▸ Items from a data source

----

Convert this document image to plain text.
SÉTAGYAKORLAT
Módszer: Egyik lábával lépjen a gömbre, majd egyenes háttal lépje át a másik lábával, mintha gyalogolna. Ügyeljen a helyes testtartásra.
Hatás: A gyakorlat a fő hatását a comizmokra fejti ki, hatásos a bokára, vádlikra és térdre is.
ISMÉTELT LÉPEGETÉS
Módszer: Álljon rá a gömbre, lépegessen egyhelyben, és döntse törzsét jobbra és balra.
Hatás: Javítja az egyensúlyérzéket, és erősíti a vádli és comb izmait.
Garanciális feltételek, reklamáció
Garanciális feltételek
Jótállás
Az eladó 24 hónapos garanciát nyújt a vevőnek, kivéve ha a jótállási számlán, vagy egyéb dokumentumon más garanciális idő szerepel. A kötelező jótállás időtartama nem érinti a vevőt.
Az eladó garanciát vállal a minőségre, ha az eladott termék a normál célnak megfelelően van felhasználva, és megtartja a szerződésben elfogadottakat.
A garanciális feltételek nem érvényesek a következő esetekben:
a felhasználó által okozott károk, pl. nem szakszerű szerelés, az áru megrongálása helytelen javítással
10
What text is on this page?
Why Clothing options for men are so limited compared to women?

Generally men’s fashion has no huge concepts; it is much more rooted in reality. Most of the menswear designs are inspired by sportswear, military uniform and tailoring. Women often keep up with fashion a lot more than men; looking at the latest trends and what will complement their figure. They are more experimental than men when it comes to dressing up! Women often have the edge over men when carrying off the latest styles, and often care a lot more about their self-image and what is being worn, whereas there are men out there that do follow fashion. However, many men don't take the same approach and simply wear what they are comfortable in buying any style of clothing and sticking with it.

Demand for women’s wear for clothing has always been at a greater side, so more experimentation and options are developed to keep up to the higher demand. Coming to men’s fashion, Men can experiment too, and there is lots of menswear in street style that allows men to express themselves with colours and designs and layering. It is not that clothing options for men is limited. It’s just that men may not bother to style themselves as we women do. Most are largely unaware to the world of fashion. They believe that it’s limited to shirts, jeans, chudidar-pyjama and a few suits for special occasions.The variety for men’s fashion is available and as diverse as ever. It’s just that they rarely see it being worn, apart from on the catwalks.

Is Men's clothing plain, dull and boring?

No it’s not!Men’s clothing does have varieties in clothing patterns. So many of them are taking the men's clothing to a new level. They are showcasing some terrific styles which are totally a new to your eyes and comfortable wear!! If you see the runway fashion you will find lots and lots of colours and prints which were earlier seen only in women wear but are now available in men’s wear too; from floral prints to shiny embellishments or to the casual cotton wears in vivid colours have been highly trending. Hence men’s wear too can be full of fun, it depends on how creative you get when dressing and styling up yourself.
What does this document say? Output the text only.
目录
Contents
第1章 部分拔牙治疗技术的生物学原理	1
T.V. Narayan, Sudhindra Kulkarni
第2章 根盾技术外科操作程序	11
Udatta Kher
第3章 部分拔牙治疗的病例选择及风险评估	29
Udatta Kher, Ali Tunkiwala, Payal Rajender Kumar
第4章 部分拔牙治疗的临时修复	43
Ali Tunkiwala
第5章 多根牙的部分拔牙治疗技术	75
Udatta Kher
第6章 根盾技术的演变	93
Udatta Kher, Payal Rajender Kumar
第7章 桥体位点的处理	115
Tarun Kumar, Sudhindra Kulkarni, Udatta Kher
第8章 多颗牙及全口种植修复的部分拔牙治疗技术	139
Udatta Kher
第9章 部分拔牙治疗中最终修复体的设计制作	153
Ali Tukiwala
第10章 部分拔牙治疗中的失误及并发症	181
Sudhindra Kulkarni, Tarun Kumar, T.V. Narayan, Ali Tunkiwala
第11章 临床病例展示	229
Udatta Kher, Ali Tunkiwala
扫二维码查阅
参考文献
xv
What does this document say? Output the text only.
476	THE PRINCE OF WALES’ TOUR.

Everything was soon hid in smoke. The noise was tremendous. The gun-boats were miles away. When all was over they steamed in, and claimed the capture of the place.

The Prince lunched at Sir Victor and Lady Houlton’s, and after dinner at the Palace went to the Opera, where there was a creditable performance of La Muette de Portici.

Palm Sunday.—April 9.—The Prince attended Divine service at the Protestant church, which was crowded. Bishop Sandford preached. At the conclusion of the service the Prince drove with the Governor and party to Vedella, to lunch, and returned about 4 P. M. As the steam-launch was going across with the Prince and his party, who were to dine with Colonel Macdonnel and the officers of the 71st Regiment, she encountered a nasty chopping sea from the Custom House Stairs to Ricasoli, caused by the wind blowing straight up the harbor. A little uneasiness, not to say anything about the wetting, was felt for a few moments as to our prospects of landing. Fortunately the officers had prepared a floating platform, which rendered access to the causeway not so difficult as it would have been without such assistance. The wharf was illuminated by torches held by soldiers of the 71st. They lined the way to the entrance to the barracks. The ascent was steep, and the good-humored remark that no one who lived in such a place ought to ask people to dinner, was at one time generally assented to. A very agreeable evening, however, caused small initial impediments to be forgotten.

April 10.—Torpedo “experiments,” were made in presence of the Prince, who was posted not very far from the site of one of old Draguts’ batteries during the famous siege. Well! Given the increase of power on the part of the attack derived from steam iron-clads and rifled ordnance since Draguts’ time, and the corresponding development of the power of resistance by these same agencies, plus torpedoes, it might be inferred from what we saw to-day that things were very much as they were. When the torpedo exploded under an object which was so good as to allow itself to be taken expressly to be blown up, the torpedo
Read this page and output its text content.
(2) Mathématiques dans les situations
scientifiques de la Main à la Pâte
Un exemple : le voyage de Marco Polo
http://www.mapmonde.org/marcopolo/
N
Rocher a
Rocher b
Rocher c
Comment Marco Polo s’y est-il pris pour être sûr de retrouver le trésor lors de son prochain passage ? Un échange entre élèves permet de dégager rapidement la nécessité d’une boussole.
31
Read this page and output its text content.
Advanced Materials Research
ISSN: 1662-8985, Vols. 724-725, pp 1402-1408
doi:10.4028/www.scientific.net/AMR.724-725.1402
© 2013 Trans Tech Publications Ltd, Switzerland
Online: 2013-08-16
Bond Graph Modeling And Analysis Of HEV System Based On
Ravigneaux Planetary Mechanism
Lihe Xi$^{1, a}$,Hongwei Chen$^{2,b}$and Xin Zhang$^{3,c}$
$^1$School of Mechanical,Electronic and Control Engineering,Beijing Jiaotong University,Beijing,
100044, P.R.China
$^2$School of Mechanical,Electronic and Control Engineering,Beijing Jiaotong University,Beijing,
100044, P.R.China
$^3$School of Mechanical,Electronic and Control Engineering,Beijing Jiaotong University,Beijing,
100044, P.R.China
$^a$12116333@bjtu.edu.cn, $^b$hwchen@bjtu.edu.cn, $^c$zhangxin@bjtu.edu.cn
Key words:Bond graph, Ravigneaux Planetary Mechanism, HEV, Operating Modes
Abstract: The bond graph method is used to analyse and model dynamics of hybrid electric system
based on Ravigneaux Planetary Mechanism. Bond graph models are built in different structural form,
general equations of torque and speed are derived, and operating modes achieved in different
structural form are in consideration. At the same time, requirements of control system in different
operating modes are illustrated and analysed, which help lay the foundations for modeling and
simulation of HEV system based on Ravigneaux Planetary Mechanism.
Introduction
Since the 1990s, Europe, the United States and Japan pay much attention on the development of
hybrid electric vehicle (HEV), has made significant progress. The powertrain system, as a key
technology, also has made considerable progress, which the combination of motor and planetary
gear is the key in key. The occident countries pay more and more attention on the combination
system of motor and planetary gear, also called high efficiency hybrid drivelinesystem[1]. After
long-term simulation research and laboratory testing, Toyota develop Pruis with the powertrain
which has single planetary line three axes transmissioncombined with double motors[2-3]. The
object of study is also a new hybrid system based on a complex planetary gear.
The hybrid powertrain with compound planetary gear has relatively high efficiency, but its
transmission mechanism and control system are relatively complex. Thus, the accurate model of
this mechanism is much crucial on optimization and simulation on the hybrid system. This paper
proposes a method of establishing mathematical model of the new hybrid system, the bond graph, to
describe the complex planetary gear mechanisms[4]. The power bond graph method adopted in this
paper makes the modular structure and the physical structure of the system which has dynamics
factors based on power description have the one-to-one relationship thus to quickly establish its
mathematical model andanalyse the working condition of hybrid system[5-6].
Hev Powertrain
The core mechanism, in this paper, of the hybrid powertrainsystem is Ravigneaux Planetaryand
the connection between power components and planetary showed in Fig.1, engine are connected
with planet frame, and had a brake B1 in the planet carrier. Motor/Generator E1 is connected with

----

▸ Written exercise
Select all lines in the listing above where the word "Kumar" appears, and show them.

▸ Completed task
Udatta Kher, Ali Tunkiwala, Payal Rajender Kumar
Udatta Kher, Payal Rajender Kumar
Tarun Kumar, Sudhindra Kulkarni, Udatta Kher
Sudhindra Kulkarni, Tarun Kumar, T.V. Narayan, Ali Tunkiwala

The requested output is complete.